[TASK OBJECTIVE] Copy out the passage on Monie Love word for word, from its first line to its last.

[EXCERPTED PASSAGE]

__________

Simone Johnson or Simone Gooden (born 2 July 1970), better known by her stage name Monie Love, is a British rapper, actress, and radio personality known for her singles during the late 1980s through the 1990s. Love is a radio personality for urban adult contemporary station KISS 104.1 WALR-FM in Atlanta, Georgia. Love is a two-time Grammy Award nominee, making her the first British female hip hop artist to hold that distinction.

Career

Music
Love's debut album, Down to Earth, was released on 6 November 1990. It spawned the singles "Monie in the Middle" (a track dealing with a woman's right to determine what she wants out of a relationship) and "It's a Shame (My Sister)" (which sampled the (Detroit) Spinners' "It's a Shame", written for the band by the US musician Stevie Wonder). It also featured house-music vocalist and then-labelmate Ultra Naté. The album reached No. 26 on the Top R&B/Hip-Hop Albums chart. Love also appears on the song titled "United" from Inner City's third album, Praise, and raps a response verse from the woman's perspective on a 1989 remix of the Fine Young Cannibals hit, "She Drives Me Crazy".

__________

[PROVIDED MATERIAL]
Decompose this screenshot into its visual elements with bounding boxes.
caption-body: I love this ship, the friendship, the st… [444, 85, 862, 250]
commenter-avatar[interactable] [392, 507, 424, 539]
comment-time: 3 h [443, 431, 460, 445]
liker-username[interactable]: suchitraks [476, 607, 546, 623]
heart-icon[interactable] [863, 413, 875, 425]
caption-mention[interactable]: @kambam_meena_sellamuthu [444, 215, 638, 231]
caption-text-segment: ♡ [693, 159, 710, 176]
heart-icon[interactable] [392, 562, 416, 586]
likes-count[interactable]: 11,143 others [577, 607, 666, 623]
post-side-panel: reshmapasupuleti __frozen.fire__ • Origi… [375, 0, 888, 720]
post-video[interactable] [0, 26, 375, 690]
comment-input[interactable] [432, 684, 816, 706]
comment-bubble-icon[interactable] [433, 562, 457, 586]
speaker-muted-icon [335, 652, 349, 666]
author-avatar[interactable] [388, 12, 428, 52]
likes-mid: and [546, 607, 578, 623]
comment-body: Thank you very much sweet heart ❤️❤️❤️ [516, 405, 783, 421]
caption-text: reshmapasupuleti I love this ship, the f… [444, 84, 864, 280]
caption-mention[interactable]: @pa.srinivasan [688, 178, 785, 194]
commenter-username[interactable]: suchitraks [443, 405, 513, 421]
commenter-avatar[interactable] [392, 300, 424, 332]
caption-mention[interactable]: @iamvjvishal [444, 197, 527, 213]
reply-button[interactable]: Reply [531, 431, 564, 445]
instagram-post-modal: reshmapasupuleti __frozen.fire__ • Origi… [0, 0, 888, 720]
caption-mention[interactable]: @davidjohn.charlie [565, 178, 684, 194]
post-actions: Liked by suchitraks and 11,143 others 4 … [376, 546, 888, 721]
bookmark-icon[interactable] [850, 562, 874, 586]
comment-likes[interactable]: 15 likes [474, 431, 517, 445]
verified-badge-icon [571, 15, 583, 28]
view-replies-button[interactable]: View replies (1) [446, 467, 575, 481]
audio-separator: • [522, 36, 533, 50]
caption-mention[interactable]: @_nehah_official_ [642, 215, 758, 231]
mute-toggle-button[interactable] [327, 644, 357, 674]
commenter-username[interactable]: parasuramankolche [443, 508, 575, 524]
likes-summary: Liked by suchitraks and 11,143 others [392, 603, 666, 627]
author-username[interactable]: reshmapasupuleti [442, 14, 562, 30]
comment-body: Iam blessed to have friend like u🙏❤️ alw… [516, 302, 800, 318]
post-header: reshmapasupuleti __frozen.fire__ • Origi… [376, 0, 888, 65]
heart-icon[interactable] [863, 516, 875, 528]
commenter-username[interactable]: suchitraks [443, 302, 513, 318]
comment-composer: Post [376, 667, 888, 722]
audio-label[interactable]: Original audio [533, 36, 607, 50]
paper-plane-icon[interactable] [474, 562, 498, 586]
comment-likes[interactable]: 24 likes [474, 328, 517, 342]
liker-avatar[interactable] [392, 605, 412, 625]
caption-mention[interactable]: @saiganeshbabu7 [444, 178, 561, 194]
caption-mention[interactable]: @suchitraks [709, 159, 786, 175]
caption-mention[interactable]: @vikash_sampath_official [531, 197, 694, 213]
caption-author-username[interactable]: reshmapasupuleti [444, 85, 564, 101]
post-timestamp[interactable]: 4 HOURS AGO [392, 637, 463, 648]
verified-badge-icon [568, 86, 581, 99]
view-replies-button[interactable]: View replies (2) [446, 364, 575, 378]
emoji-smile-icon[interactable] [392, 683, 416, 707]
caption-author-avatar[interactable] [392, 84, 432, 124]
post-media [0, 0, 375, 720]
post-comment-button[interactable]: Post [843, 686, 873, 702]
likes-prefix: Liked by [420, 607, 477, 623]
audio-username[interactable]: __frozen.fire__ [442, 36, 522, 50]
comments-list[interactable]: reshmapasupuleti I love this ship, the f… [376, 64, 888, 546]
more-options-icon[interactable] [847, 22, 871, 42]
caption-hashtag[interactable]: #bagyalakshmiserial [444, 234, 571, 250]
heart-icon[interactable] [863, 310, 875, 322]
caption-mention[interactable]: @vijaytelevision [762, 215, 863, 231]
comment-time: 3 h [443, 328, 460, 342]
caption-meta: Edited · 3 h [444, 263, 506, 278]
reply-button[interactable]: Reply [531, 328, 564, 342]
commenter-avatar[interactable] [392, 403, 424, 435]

__________

[THE RESULT]
Simone Johnson or Simone Gooden (born 2 July 1970), better known by her stage name Monie Love, is a British rapper, actress, and radio personality known for her singles during the late 1980s through the 1990s. Love is a radio personality for urban adult contemporary station KISS 104.1 WALR-FM in Atlanta, Georgia. Love is a two-time Grammy Award nominee, making her the first British female hip hop artist to hold that distinction.

Career

Music
Love's debut album, Down to Earth, was released on 6 November 1990. It spawned the singles "Monie in the Middle" (a track dealing with a woman's right to determine what she wants out of a relationship) and "It's a Shame (My Sister)" (which sampled the (Detroit) Spinners' "It's a Shame", written for the band by the US musician Stevie Wonder). It also featured house-music vocalist and then-labelmate Ultra Naté. The album reached No. 26 on the Top R&B/Hip-Hop Albums chart. Love also appears on the song titled "United" from Inner City's third album, Praise, and raps a response verse from the woman's perspective on a 1989 remix of the Fine Young Cannibals hit, "She Drives Me Crazy".